• [Stated exercise] Collect all lines below with the string "الصدقة".
----- Provided material
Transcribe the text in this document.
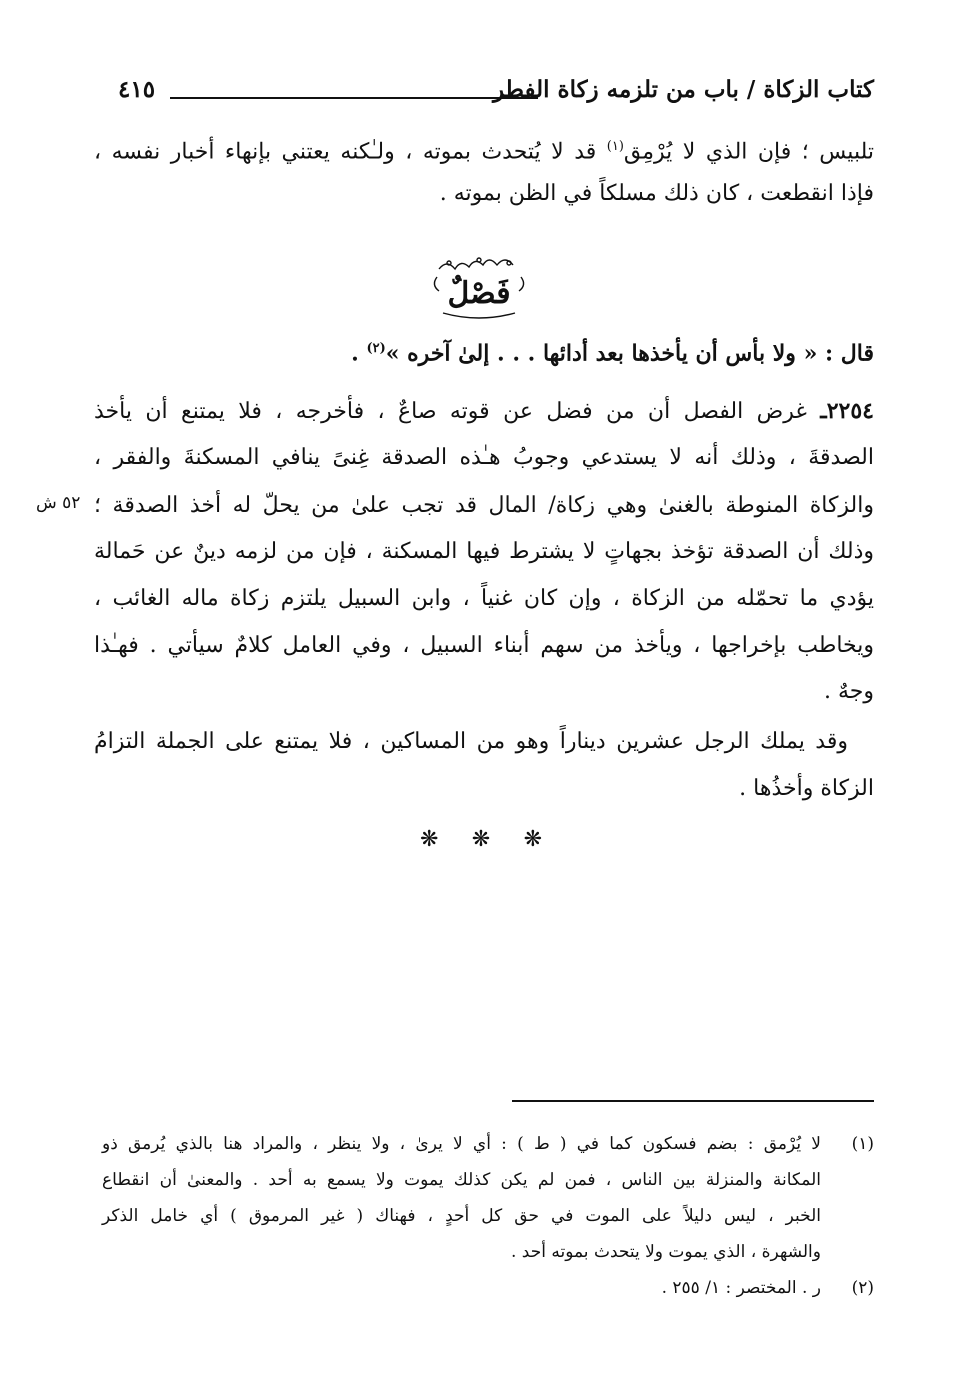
كتاب الزكاة / باب من تلزمه زكاة الفطر
٤١٥
تلبيس ؛ فإن الذي لا يُرْمِق$^{(١)}$ قد لا يُتحدث بموته ، ولـٰكنه يعتني بإنهاء أخبار نفسه ،
فإذا انقطعت ، كان ذلك مسلكاً في الظن بموته .
فَصْلٌ
قال : « ولا بأس أن يأخذها بعد أدائها . . . إلىٰ آخره »$^{(٢)}$ .
٢٢٥٤ـ غرض الفصل أن من فضل عن قوته صاعٌ ، فأخرجه ، فلا يمتنع أن يأخذ
الصدقةَ ، وذلك أنه لا يستدعي وجوبُ هـٰذه الصدقة غِنىً ينافي المسكنةَ والفقر ،
والزكاة المنوطة بالغنىٰ وهي زكاة/ المال قد تجب علىٰ من يحلّ له أخذ الصدقة ؛
وذلك أن الصدقة تؤخذ بجهاتٍ لا يشترط فيها المسكنة ، فإن من لزمه دينٌ عن حَمالة
يؤدي ما تحمّله من الزكاة ، وإن كان غنياً ، وابن السبيل يلتزم زكاة ماله الغائب ،
ويخاطب بإخراجها ، ويأخذ من سهم أبناء السبيل ، وفي العامل كلامٌ سيأتي . فهـٰذا
وجهٌ .
٥٢ ش
وقد يملك الرجل عشرين ديناراً وهو من المساكين ، فلا يمتنع على الجملة التزامُ
الزكاة وأخذُها .
❋ ❋ ❋
(١)
لا يُرْمق : بضم فسكون كما في ( ط ) : أي لا يرىٰ ، ولا ينظر ، والمراد هنا بالذي يُرمق ذو
المكانة والمنزلة بين الناس ، فمن لم يكن كذلك يموت ولا يسمع به أحد . والمعنىٰ أن انقطاع
الخبر ، ليس دليلاً على الموت في حق كل أحدٍ ، فهناك ( غير المرموق ) أي خامل الذكر
والشهرة ، الذي يموت ولا يتحدث بموته أحد .
(٢)
ر . المختصر : ١/ ٢٥٥ .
----------
• [In response]
الصدقةَ ، وذلك أنه لا يستدعي وجوبُ هـٰذه الصدقة غِنىً ينافي المسكنةَ والفقر ،
والزكاة المنوطة بالغنىٰ وهي زكاة/ المال قد تجب علىٰ من يحلّ له أخذ الصدقة ؛
وذلك أن الصدقة تؤخذ بجهاتٍ لا يشترط فيها المسكنة ، فإن من لزمه دينٌ عن حَمالة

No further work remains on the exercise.